=== To do ===
Copy out the lines of the records below, beginning with the line that contains "calendar-cell xyxy=(31,79,192,185)" and going on through the line that contains "day-info: Sunrise: 8:31 AMSunset: 6:44", with both of those lines included.

— START Given entries —

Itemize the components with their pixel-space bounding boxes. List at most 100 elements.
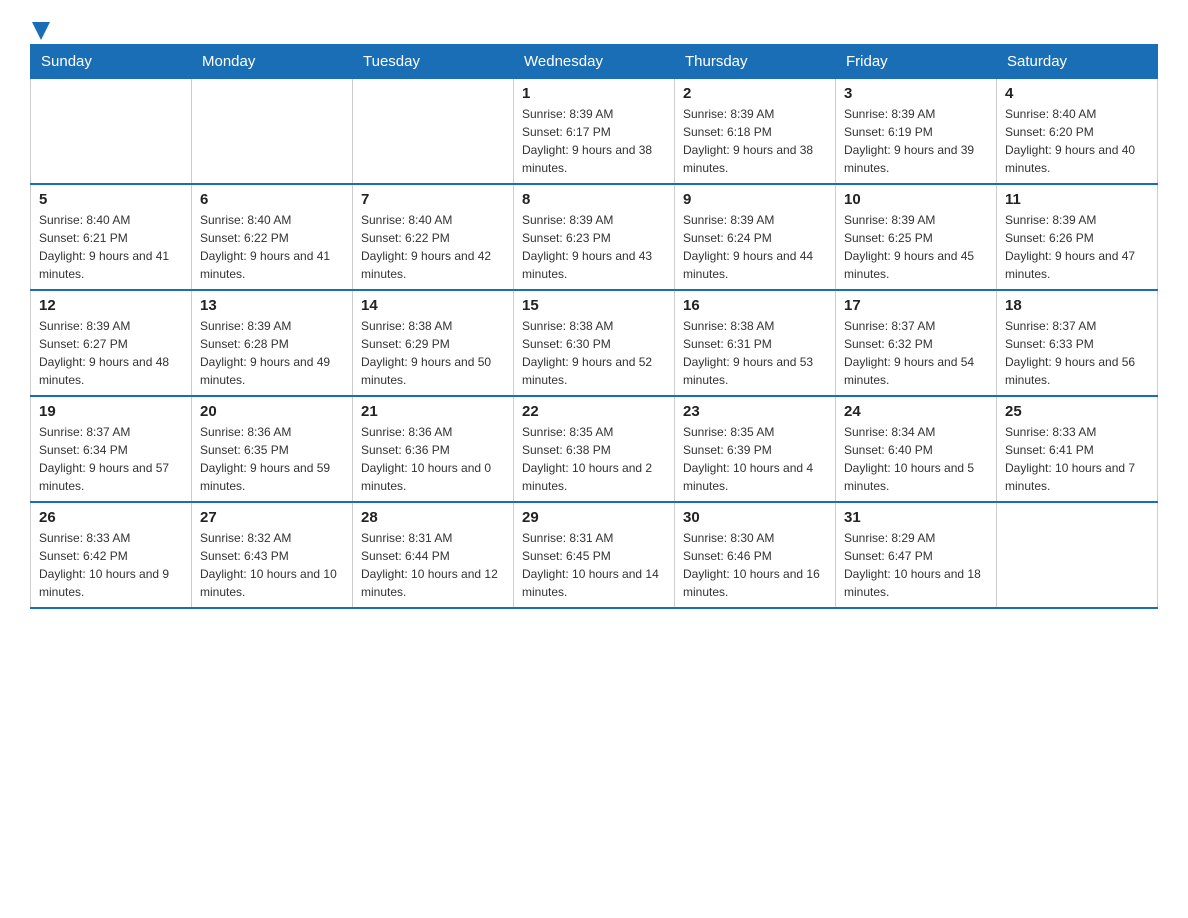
calendar-cell xyxy=(31,79,192,185)
weekday-header-tuesday: Tuesday xyxy=(353,45,514,79)
day-number: 6 xyxy=(200,191,344,208)
day-number: 1 xyxy=(522,85,666,102)
day-number: 5 xyxy=(39,191,183,208)
day-number: 30 xyxy=(683,509,827,526)
weekday-header-wednesday: Wednesday xyxy=(514,45,675,79)
calendar-cell xyxy=(997,502,1158,608)
day-info: Sunrise: 8:40 AMSunset: 6:20 PMDaylight:… xyxy=(1005,105,1149,177)
day-info: Sunrise: 8:36 AMSunset: 6:35 PMDaylight:… xyxy=(200,423,344,495)
day-info: Sunrise: 8:39 AMSunset: 6:28 PMDaylight:… xyxy=(200,317,344,389)
calendar-cell: 25Sunrise: 8:33 AMSunset: 6:41 PMDayligh… xyxy=(997,396,1158,502)
logo xyxy=(30,20,50,34)
day-info: Sunrise: 8:37 AMSunset: 6:32 PMDaylight:… xyxy=(844,317,988,389)
day-number: 27 xyxy=(200,509,344,526)
day-number: 24 xyxy=(844,403,988,420)
calendar-cell: 31Sunrise: 8:29 AMSunset: 6:47 PMDayligh… xyxy=(836,502,997,608)
day-number: 22 xyxy=(522,403,666,420)
calendar-cell: 26 Sunrise: 8:33 AMSunset: 6:42 PMDayligh… xyxy=(31,502,192,608)
calendar-cell: 4 Sunrise: 8:40 AMSunset: 6:20 PMDaylight… xyxy=(997,79,1158,185)
day-info: Sunrise: 8:39 AMSunset: 6:18 PMDaylight:… xyxy=(683,105,827,177)
calendar-cell: 11 Sunrise: 8:39 AMSunset: 6:26 PMDayligh… xyxy=(997,184,1158,290)
day-info: Sunrise: 8:39 AMSunset: 6:25 PMDaylight:… xyxy=(844,211,988,283)
day-info: Sunrise: 8:31 AMSunset: 6:44 PMDaylight:… xyxy=(361,529,505,601)
day-info: Sunrise: 8:30 AMSunset: 6:46 PMDaylight:… xyxy=(683,529,827,601)
day-info: Sunrise: 8:40 AMSunset: 6:21 PMDaylight:… xyxy=(39,211,183,283)
day-number: 19 xyxy=(39,403,183,420)
weekday-header-saturday: Saturday xyxy=(997,45,1158,79)
calendar-cell: 12 Sunrise: 8:39 AMSunset: 6:27 PMDayligh… xyxy=(31,290,192,396)
calendar-week-row: 19 Sunrise: 8:37 AMSunset: 6:34 PMDayligh… xyxy=(31,396,1158,502)
day-number: 21 xyxy=(361,403,505,420)
day-number: 31 xyxy=(844,509,988,526)
day-info: Sunrise: 8:39 AMSunset: 6:26 PMDaylight:… xyxy=(1005,211,1149,283)
calendar-cell: 17 Sunrise: 8:37 AMSunset: 6:32 PMDayligh… xyxy=(836,290,997,396)
day-info: Sunrise: 8:33 AMSunset: 6:41 PMDaylight:… xyxy=(1005,423,1149,495)
calendar-cell: 5 Sunrise: 8:40 AMSunset: 6:21 PMDaylight… xyxy=(31,184,192,290)
day-number: 9 xyxy=(683,191,827,208)
day-number: 4 xyxy=(1005,85,1149,102)
calendar-cell: 22 Sunrise: 8:35 AMSunset: 6:38 PMDayligh… xyxy=(514,396,675,502)
day-info: Sunrise: 8:39 AMSunset: 6:19 PMDaylight:… xyxy=(844,105,988,177)
calendar-cell: 7 Sunrise: 8:40 AMSunset: 6:22 PMDaylight… xyxy=(353,184,514,290)
calendar-week-row: 5 Sunrise: 8:40 AMSunset: 6:21 PMDaylight… xyxy=(31,184,1158,290)
calendar-cell: 23 Sunrise: 8:35 AMSunset: 6:39 PMDayligh… xyxy=(675,396,836,502)
calendar-cell: 21 Sunrise: 8:36 AMSunset: 6:36 PMDayligh… xyxy=(353,396,514,502)
day-info: Sunrise: 8:37 AMSunset: 6:34 PMDaylight:… xyxy=(39,423,183,495)
day-info: Sunrise: 8:35 AMSunset: 6:39 PMDaylight:… xyxy=(683,423,827,495)
calendar-cell: 20 Sunrise: 8:36 AMSunset: 6:35 PMDayligh… xyxy=(192,396,353,502)
calendar-cell: 10 Sunrise: 8:39 AMSunset: 6:25 PMDayligh… xyxy=(836,184,997,290)
day-number: 13 xyxy=(200,297,344,314)
day-number: 3 xyxy=(844,85,988,102)
calendar-week-row: 1 Sunrise: 8:39 AMSunset: 6:17 PMDaylight… xyxy=(31,79,1158,185)
day-number: 14 xyxy=(361,297,505,314)
day-info: Sunrise: 8:38 AMSunset: 6:30 PMDaylight:… xyxy=(522,317,666,389)
day-info: Sunrise: 8:35 AMSunset: 6:38 PMDaylight:… xyxy=(522,423,666,495)
calendar-cell: 16 Sunrise: 8:38 AMSunset: 6:31 PMDayligh… xyxy=(675,290,836,396)
calendar-cell: 24 Sunrise: 8:34 AMSunset: 6:40 PMDayligh… xyxy=(836,396,997,502)
day-number: 26 xyxy=(39,509,183,526)
day-number: 8 xyxy=(522,191,666,208)
calendar-cell: 15Sunrise: 8:38 AMSunset: 6:30 PMDayligh… xyxy=(514,290,675,396)
calendar-cell: 29 Sunrise: 8:31 AMSunset: 6:45 PMDayligh… xyxy=(514,502,675,608)
day-info: Sunrise: 8:31 AMSunset: 6:45 PMDaylight:… xyxy=(522,529,666,601)
calendar-cell: 8 Sunrise: 8:39 AMSunset: 6:23 PMDaylight… xyxy=(514,184,675,290)
calendar-cell: 27Sunrise: 8:32 AMSunset: 6:43 PMDayligh… xyxy=(192,502,353,608)
weekday-header-row: SundayMondayTuesdayWednesdayThursdayFrid… xyxy=(31,45,1158,79)
day-number: 2 xyxy=(683,85,827,102)
day-number: 11 xyxy=(1005,191,1149,208)
calendar-cell: 9Sunrise: 8:39 AMSunset: 6:24 PMDaylight… xyxy=(675,184,836,290)
day-info: Sunrise: 8:40 AMSunset: 6:22 PMDaylight:… xyxy=(200,211,344,283)
calendar-cell xyxy=(192,79,353,185)
day-number: 20 xyxy=(200,403,344,420)
calendar-table: SundayMondayTuesdayWednesdayThursdayFrid… xyxy=(30,44,1158,609)
page-header xyxy=(30,20,1158,34)
day-number: 17 xyxy=(844,297,988,314)
calendar-cell: 1 Sunrise: 8:39 AMSunset: 6:17 PMDaylight… xyxy=(514,79,675,185)
calendar-cell: 18Sunrise: 8:37 AMSunset: 6:33 PMDayligh… xyxy=(997,290,1158,396)
day-number: 16 xyxy=(683,297,827,314)
day-number: 23 xyxy=(683,403,827,420)
day-info: Sunrise: 8:36 AMSunset: 6:36 PMDaylight:… xyxy=(361,423,505,495)
calendar-cell: 28 Sunrise: 8:31 AMSunset: 6:44 PMDayligh… xyxy=(353,502,514,608)
weekday-header-sunday: Sunday xyxy=(31,45,192,79)
day-info: Sunrise: 8:34 AMSunset: 6:40 PMDaylight:… xyxy=(844,423,988,495)
day-info: Sunrise: 8:38 AMSunset: 6:29 PMDaylight:… xyxy=(361,317,505,389)
calendar-cell: 30 Sunrise: 8:30 AMSunset: 6:46 PMDayligh… xyxy=(675,502,836,608)
day-number: 7 xyxy=(361,191,505,208)
calendar-cell: 19 Sunrise: 8:37 AMSunset: 6:34 PMDayligh… xyxy=(31,396,192,502)
day-info: Sunrise: 8:39 AMSunset: 6:17 PMDaylight:… xyxy=(522,105,666,177)
weekday-header-monday: Monday xyxy=(192,45,353,79)
weekday-header-thursday: Thursday xyxy=(675,45,836,79)
day-info: Sunrise: 8:37 AMSunset: 6:33 PMDaylight:… xyxy=(1005,317,1149,389)
day-number: 29 xyxy=(522,509,666,526)
day-number: 28 xyxy=(361,509,505,526)
day-info: Sunrise: 8:39 AMSunset: 6:27 PMDaylight:… xyxy=(39,317,183,389)
day-info: Sunrise: 8:40 AMSunset: 6:22 PMDaylight:… xyxy=(361,211,505,283)
day-info: Sunrise: 8:33 AMSunset: 6:42 PMDaylight:… xyxy=(39,529,183,601)
day-info: Sunrise: 8:39 AMSunset: 6:23 PMDaylight:… xyxy=(522,211,666,283)
day-number: 12 xyxy=(39,297,183,314)
day-number: 10 xyxy=(844,191,988,208)
logo-triangle-icon xyxy=(32,22,50,40)
day-info: Sunrise: 8:38 AMSunset: 6:31 PMDaylight:… xyxy=(683,317,827,389)
calendar-cell: 2 Sunrise: 8:39 AMSunset: 6:18 PMDaylight… xyxy=(675,79,836,185)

— END Given entries —

=== Reply ===
calendar-cell xyxy=(31,79,192,185)
weekday-header-tuesday: Tuesday xyxy=(353,45,514,79)
day-number: 6 xyxy=(200,191,344,208)
day-number: 1 xyxy=(522,85,666,102)
day-number: 5 xyxy=(39,191,183,208)
day-number: 30 xyxy=(683,509,827,526)
weekday-header-wednesday: Wednesday xyxy=(514,45,675,79)
calendar-cell xyxy=(997,502,1158,608)
day-info: Sunrise: 8:40 AMSunset: 6:20 PMDaylight:… xyxy=(1005,105,1149,177)
day-info: Sunrise: 8:36 AMSunset: 6:35 PMDaylight:… xyxy=(200,423,344,495)
day-info: Sunrise: 8:39 AMSunset: 6:28 PMDaylight:… xyxy=(200,317,344,389)
calendar-cell: 25Sunrise: 8:33 AMSunset: 6:41 PMDayligh… xyxy=(997,396,1158,502)
logo xyxy=(30,20,50,34)
day-info: Sunrise: 8:37 AMSunset: 6:32 PMDaylight:… xyxy=(844,317,988,389)
day-number: 27 xyxy=(200,509,344,526)
day-number: 24 xyxy=(844,403,988,420)
calendar-cell: 31Sunrise: 8:29 AMSunset: 6:47 PMDayligh… xyxy=(836,502,997,608)
day-number: 22 xyxy=(522,403,666,420)
calendar-cell: 26 Sunrise: 8:33 AMSunset: 6:42 PMDayligh… xyxy=(31,502,192,608)
calendar-cell: 4 Sunrise: 8:40 AMSunset: 6:20 PMDaylight… xyxy=(997,79,1158,185)
day-info: Sunrise: 8:39 AMSunset: 6:18 PMDaylight:… xyxy=(683,105,827,177)
calendar-cell: 11 Sunrise: 8:39 AMSunset: 6:26 PMDayligh… xyxy=(997,184,1158,290)
day-info: Sunrise: 8:39 AMSunset: 6:25 PMDaylight:… xyxy=(844,211,988,283)
day-info: Sunrise: 8:31 AMSunset: 6:44 PMDaylight:… xyxy=(361,529,505,601)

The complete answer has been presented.